**YOUR GOAL**: Could you print each of the following items again, line for line and unchanged?

======== GIVEN DATA

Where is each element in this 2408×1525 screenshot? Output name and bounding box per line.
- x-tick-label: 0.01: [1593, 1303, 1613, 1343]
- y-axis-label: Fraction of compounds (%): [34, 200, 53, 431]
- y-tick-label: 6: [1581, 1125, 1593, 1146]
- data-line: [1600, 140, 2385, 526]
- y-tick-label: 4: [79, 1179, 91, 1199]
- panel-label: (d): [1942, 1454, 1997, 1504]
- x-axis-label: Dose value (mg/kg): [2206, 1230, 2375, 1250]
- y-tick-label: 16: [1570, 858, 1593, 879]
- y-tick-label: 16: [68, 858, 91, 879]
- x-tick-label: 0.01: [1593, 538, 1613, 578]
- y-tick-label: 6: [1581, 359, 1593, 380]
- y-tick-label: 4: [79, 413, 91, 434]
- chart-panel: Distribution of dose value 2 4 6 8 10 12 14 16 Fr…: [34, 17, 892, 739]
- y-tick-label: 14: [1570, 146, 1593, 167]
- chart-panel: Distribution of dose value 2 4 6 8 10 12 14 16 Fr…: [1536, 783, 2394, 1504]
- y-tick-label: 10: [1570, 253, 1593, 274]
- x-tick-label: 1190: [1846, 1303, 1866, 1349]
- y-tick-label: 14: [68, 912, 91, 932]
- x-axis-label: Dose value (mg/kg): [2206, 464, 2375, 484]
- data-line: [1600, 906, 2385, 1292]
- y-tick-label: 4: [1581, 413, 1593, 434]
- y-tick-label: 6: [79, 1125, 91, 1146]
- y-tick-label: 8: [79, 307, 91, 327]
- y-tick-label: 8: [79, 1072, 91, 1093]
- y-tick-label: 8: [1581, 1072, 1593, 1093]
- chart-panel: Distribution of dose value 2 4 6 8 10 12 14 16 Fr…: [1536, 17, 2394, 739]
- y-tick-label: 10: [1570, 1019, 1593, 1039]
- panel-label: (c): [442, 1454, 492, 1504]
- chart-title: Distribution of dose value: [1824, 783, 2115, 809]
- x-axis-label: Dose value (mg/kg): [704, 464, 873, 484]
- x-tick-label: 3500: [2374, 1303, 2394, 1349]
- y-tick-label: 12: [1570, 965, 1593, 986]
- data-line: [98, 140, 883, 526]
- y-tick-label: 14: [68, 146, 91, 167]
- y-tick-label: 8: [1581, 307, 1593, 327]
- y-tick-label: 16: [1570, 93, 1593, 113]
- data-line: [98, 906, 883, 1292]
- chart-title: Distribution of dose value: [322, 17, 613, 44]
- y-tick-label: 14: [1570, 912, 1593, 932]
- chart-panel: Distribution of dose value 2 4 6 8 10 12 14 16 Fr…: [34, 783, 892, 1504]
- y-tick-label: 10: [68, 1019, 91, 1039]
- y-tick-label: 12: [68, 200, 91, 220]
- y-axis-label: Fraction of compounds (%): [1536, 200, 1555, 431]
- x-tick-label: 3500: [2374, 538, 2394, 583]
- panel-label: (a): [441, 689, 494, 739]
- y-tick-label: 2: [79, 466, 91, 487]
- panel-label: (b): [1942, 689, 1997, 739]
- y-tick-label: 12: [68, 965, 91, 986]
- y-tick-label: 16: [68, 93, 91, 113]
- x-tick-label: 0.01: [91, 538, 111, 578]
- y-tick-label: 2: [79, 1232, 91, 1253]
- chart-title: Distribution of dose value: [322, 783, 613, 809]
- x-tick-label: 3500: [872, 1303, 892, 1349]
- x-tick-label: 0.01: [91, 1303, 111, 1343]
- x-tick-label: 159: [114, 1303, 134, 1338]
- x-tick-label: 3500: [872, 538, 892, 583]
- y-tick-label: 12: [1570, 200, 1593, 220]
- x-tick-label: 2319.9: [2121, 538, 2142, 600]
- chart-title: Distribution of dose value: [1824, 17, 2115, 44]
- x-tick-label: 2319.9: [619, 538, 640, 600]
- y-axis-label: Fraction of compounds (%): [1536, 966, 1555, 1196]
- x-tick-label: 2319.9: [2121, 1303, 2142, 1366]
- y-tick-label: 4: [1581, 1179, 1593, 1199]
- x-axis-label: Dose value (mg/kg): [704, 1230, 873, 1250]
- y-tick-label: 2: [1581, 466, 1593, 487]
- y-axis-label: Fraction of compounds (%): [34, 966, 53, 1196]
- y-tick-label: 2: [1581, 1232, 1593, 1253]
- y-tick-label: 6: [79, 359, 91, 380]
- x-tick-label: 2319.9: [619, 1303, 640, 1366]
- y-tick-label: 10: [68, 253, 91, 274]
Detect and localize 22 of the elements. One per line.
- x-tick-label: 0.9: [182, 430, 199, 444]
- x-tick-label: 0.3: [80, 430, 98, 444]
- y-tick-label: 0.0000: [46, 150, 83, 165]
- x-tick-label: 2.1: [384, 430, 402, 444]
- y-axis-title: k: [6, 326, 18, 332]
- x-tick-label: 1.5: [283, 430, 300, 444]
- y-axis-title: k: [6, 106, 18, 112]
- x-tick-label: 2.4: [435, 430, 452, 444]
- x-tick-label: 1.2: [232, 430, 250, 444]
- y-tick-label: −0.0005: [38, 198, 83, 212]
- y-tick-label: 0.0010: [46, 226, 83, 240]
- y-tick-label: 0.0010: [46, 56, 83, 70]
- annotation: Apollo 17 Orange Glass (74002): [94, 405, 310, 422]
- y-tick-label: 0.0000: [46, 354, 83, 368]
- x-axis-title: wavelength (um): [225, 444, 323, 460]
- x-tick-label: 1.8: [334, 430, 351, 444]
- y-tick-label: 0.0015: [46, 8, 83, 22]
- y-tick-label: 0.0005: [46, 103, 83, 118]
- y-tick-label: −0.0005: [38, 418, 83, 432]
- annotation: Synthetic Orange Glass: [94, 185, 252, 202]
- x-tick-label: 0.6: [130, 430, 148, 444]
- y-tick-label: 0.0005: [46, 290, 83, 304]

================

**ANSWER TO THIS TASK**:
Where is each element in this 2408×1525 screenshot? Output name and bounding box per line.
- x-tick-label: 0.01: [1593, 1303, 1613, 1343]
- y-axis-label: Fraction of compounds (%): [34, 200, 53, 431]
- y-tick-label: 6: [1581, 1125, 1593, 1146]
- data-line: [1600, 140, 2385, 526]
- y-tick-label: 4: [79, 1179, 91, 1199]
- panel-label: (d): [1942, 1454, 1997, 1504]
- x-axis-label: Dose value (mg/kg): [2206, 1230, 2375, 1250]
- y-tick-label: 16: [1570, 858, 1593, 879]
- y-tick-label: 16: [68, 858, 91, 879]
- x-tick-label: 0.01: [1593, 538, 1613, 578]
- y-tick-label: 6: [1581, 359, 1593, 380]
- y-tick-label: 4: [79, 413, 91, 434]
- chart-panel: Distribution of dose value 2 4 6 8 10 12 14 16 Fr…: [34, 17, 892, 739]
- y-tick-label: 14: [1570, 146, 1593, 167]
- chart-panel: Distribution of dose value 2 4 6 8 10 12 14 16 Fr…: [1536, 783, 2394, 1504]
- y-tick-label: 10: [1570, 253, 1593, 274]
- x-tick-label: 1190: [1846, 1303, 1866, 1349]
- y-tick-label: 14: [68, 912, 91, 932]
- x-axis-label: Dose value (mg/kg): [2206, 464, 2375, 484]
- data-line: [1600, 906, 2385, 1292]
- y-tick-label: 4: [1581, 413, 1593, 434]
- y-tick-label: 6: [79, 1125, 91, 1146]
- y-tick-label: 8: [79, 307, 91, 327]
- y-tick-label: 8: [79, 1072, 91, 1093]
- y-tick-label: 8: [1581, 1072, 1593, 1093]
- chart-panel: Distribution of dose value 2 4 6 8 10 12 14 16 Fr…: [1536, 17, 2394, 739]
- y-tick-label: 10: [1570, 1019, 1593, 1039]
- panel-label: (c): [442, 1454, 492, 1504]
- chart-title: Distribution of dose value: [1824, 783, 2115, 809]
- x-axis-label: Dose value (mg/kg): [704, 464, 873, 484]
- x-tick-label: 3500: [2374, 1303, 2394, 1349]
- y-tick-label: 12: [1570, 965, 1593, 986]
- data-line: [98, 140, 883, 526]
- y-tick-label: 14: [68, 146, 91, 167]
- y-tick-label: 8: [1581, 307, 1593, 327]
- y-tick-label: 16: [1570, 93, 1593, 113]
- data-line: [98, 906, 883, 1292]
- chart-title: Distribution of dose value: [322, 17, 613, 44]
- y-tick-label: 14: [1570, 912, 1593, 932]
- chart-panel: Distribution of dose value 2 4 6 8 10 12 14 16 Fr…: [34, 783, 892, 1504]
- y-tick-label: 10: [68, 1019, 91, 1039]
- y-tick-label: 12: [68, 200, 91, 220]
- y-axis-label: Fraction of compounds (%): [1536, 200, 1555, 431]
- x-tick-label: 3500: [2374, 538, 2394, 583]
- panel-label: (a): [441, 689, 494, 739]
- y-tick-label: 2: [79, 466, 91, 487]
- panel-label: (b): [1942, 689, 1997, 739]
- y-tick-label: 12: [68, 965, 91, 986]
- y-tick-label: 16: [68, 93, 91, 113]
- x-tick-label: 0.01: [91, 538, 111, 578]
- y-tick-label: 2: [79, 1232, 91, 1253]
- chart-title: Distribution of dose value: [322, 783, 613, 809]
- x-tick-label: 3500: [872, 1303, 892, 1349]
- x-tick-label: 0.01: [91, 1303, 111, 1343]
- x-tick-label: 159: [114, 1303, 134, 1338]
- x-tick-label: 3500: [872, 538, 892, 583]
- y-tick-label: 12: [1570, 200, 1593, 220]
- x-tick-label: 2319.9: [2121, 538, 2142, 600]
- chart-title: Distribution of dose value: [1824, 17, 2115, 44]
- x-tick-label: 2319.9: [619, 538, 640, 600]
- y-axis-label: Fraction of compounds (%): [1536, 966, 1555, 1196]
- x-tick-label: 2319.9: [2121, 1303, 2142, 1366]
- y-tick-label: 4: [1581, 1179, 1593, 1199]
- x-axis-label: Dose value (mg/kg): [704, 1230, 873, 1250]
- y-tick-label: 2: [1581, 466, 1593, 487]
- y-axis-label: Fraction of compounds (%): [34, 966, 53, 1196]
- y-tick-label: 2: [1581, 1232, 1593, 1253]
- y-tick-label: 6: [79, 359, 91, 380]
- x-tick-label: 2319.9: [619, 1303, 640, 1366]
- y-tick-label: 10: [68, 253, 91, 274]
Detect and localize 22 of the elements. One per line.
- x-tick-label: 0.9: [182, 430, 199, 444]
- x-tick-label: 0.3: [80, 430, 98, 444]
- y-tick-label: 0.0000: [46, 150, 83, 165]
- x-tick-label: 2.1: [384, 430, 402, 444]
- y-axis-title: k: [6, 326, 18, 332]
- x-tick-label: 1.5: [283, 430, 300, 444]
- y-axis-title: k: [6, 106, 18, 112]
- x-tick-label: 2.4: [435, 430, 452, 444]
- x-tick-label: 1.2: [232, 430, 250, 444]
- y-tick-label: −0.0005: [38, 198, 83, 212]
- y-tick-label: 0.0010: [46, 226, 83, 240]
- y-tick-label: 0.0010: [46, 56, 83, 70]
- annotation: Apollo 17 Orange Glass (74002): [94, 405, 310, 422]
- y-tick-label: 0.0000: [46, 354, 83, 368]
- x-axis-title: wavelength (um): [225, 444, 323, 460]
- x-tick-label: 1.8: [334, 430, 351, 444]
- y-tick-label: 0.0015: [46, 8, 83, 22]
- y-tick-label: 0.0005: [46, 103, 83, 118]
- y-tick-label: −0.0005: [38, 418, 83, 432]
- annotation: Synthetic Orange Glass: [94, 185, 252, 202]
- x-tick-label: 0.6: [130, 430, 148, 444]
- y-tick-label: 0.0005: [46, 290, 83, 304]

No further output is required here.